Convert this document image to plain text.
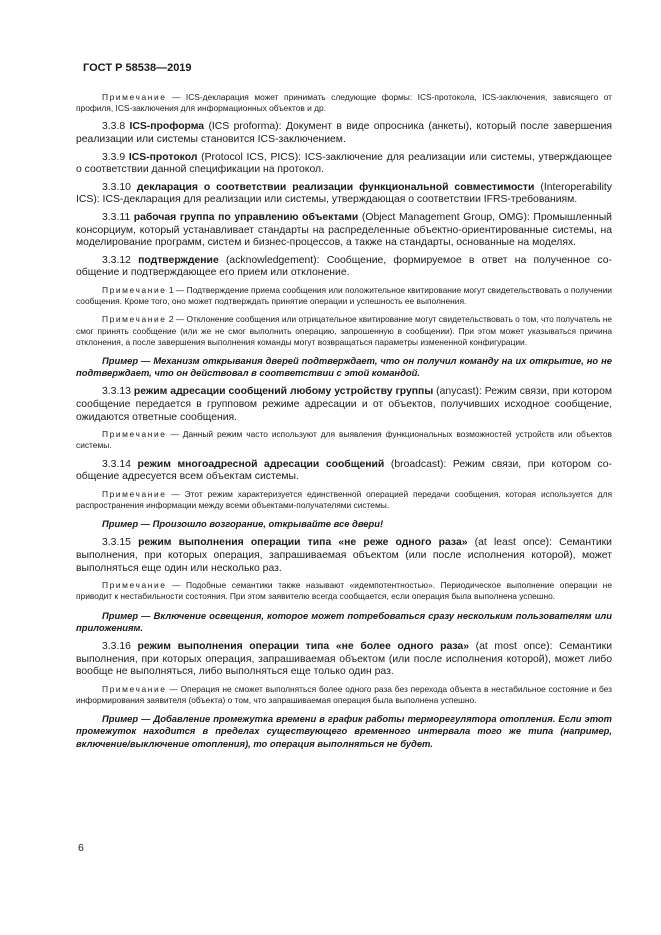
ГОСТ Р 58538—2019

Примечание — ICS-декларация может принимать следующие формы: ICS-протокола, ICS-заключения, зависящего от профиля, ICS-заключения для информационных объектов и др.

3.3.8 ICS-проформа (ICS proforma): Документ в виде опросника (анкеты), который после завершения реализации или системы становится ICS-заключением.
3.3.9 ICS-протокол (Protocol ICS, PICS): ICS-заключение для реализации или системы, утверждающее о соответствии данной спецификации на протокол.
3.3.10 декларация о соответствии реализации функциональной совместимости (Interoperability ICS): ICS-декларация для реализации или системы, утверждающая о соответствии IFRS-требованиям.
3.3.11 рабочая группа по управлению объектами (Object Management Group, OMG): Промышленный консорциум, который устанавливает стандарты на распределенные объектно-ориентированные системы, на моделирование программ, систем и бизнес-процессов, а также на стандарты, основанные на моделях.
3.3.12 подтверждение (acknowledgement): Сообщение, формируемое в ответ на полученное сообщение и подтверждающее его прием или отклонение.

Примечание 1 — Подтверждение приема сообщения или положительное квитирование могут свидетельствовать о получении сообщения. Кроме того, оно может подтверждать принятие операции и успешность ее выполнения.

Примечание 2 — Отклонение сообщения или отрицательное квитирование могут свидетельствовать о том, что получатель не смог принять сообщение (или же не смог выполнить операцию, запрошенную в сообщении). При этом может указываться причина отклонения, а после завершения выполнения команды могут возвращаться параметры измененной конфигурации.

Пример — Механизм открывания дверей подтверждает, что он получил команду на их открытие, но не подтверждает, что он действовал в соответствии с этой командой.
3.3.13 режим адресации сообщений любому устройству группы (anycast): Режим связи, при котором сообщение передается в групповом режиме адресации и от объектов, получивших исходное сообщение, ожидаются ответные сообщения.

Примечание — Данный режим часто используют для выявления функциональных возможностей устройств или объектов системы.

3.3.14 режим многоадресной адресации сообщений (broadcast): Режим связи, при котором сообщение адресуется всем объектам системы.

Примечание — Этот режим характеризуется единственной операцией передачи сообщения, которая используется для распространения информации между всеми объектами-получателями системы.

Пример — Произошло возгорание, открывайте все двери!
3.3.15 режим выполнения операции типа «не реже одного раза» (at least once): Семантики выполнения, при которых операция, запрашиваемая объектом (или после исполнения которой), может выполняться еще один или несколько раз.

Примечание — Подобные семантики также называют «идемпотентностью». Периодическое выполнение операции не приводит к нестабильности состояния. При этом заявителю всегда сообщается, если операция была выполнена успешно.

Пример — Включение освещения, которое может потребоваться сразу нескольким пользователям или приложениям.
3.3.16 режим выполнения операции типа «не более одного раза» (at most once): Семантики выполнения, при которых операция, запрашиваемая объектом (или после исполнения которой), может либо вообще не выполняться, либо выполняться еще только один раз.

Примечание — Операция не сможет выполняться более одного раза без перехода объекта в нестабильное состояние и без информирования заявителя (объекта) о том, что запрашиваемая операция была выполнена успешно.

Пример — Добавление промежутка времени в график работы терморегулятора отопления. Если этот промежуток находится в пределах существующего временного интервала того же типа (например, включение/выключение отопления), то операция выполняться не будет.
6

● ● ● ●

### TASK PROMPT
Your copy should match the entries exactly, minus the pictures.

### EXERCISE RESPONSE
Convert this document image to plain text.
ГОСТ Р 58538—2019

Примечание — ICS-декларация может принимать следующие формы: ICS-протокола, ICS-заключения, зависящего от профиля, ICS-заключения для информационных объектов и др.

3.3.8 ICS-проформа (ICS proforma): Документ в виде опросника (анкеты), который после завершения реализации или системы становится ICS-заключением.
3.3.9 ICS-протокол (Protocol ICS, PICS): ICS-заключение для реализации или системы, утверждающее о соответствии данной спецификации на протокол.
3.3.10 декларация о соответствии реализации функциональной совместимости (Interoperability ICS): ICS-декларация для реализации или системы, утверждающая о соответствии IFRS-требованиям.
3.3.11 рабочая группа по управлению объектами (Object Management Group, OMG): Промышленный консорциум, который устанавливает стандарты на распределенные объектно-ориентированные системы, на моделирование программ, систем и бизнес-процессов, а также на стандарты, основанные на моделях.
3.3.12 подтверждение (acknowledgement): Сообщение, формируемое в ответ на полученное сообщение и подтверждающее его прием или отклонение.

Примечание 1 — Подтверждение приема сообщения или положительное квитирование могут свидетельствовать о получении сообщения. Кроме того, оно может подтверждать принятие операции и успешность ее выполнения.

Примечание 2 — Отклонение сообщения или отрицательное квитирование могут свидетельствовать о том, что получатель не смог принять сообщение (или же не смог выполнить операцию, запрошенную в сообщении). При этом может указываться причина отклонения, а после завершения выполнения команды могут возвращаться параметры измененной конфигурации.

Пример — Механизм открывания дверей подтверждает, что он получил команду на их открытие, но не подтверждает, что он действовал в соответствии с этой командой.
3.3.13 режим адресации сообщений любому устройству группы (anycast): Режим связи, при котором сообщение передается в групповом режиме адресации и от объектов, получивших исходное сообщение, ожидаются ответные сообщения.

Примечание — Данный режим часто используют для выявления функциональных возможностей устройств или объектов системы.

3.3.14 режим многоадресной адресации сообщений (broadcast): Режим связи, при котором сообщение адресуется всем объектам системы.

Примечание — Этот режим характеризуется единственной операцией передачи сообщения, которая используется для распространения информации между всеми объектами-получателями системы.

Пример — Произошло возгорание, открывайте все двери!
3.3.15 режим выполнения операции типа «не реже одного раза» (at least once): Семантики выполнения, при которых операция, запрашиваемая объектом (или после исполнения которой), может выполняться еще один или несколько раз.

Примечание — Подобные семантики также называют «идемпотентностью». Периодическое выполнение операции не приводит к нестабильности состояния. При этом заявителю всегда сообщается, если операция была выполнена успешно.

Пример — Включение освещения, которое может потребоваться сразу нескольким пользователям или приложениям.
3.3.16 режим выполнения операции типа «не более одного раза» (at most once): Семантики выполнения, при которых операция, запрашиваемая объектом (или после исполнения которой), может либо вообще не выполняться, либо выполняться еще только один раз.

Примечание — Операция не сможет выполняться более одного раза без перехода объекта в нестабильное состояние и без информирования заявителя (объекта) о том, что запрашиваемая операция была выполнена успешно.

Пример — Добавление промежутка времени в график работы терморегулятора отопления. Если этот промежуток находится в пределах существующего временного интервала того же типа (например, включение/выключение отопления), то операция выполняться не будет.
6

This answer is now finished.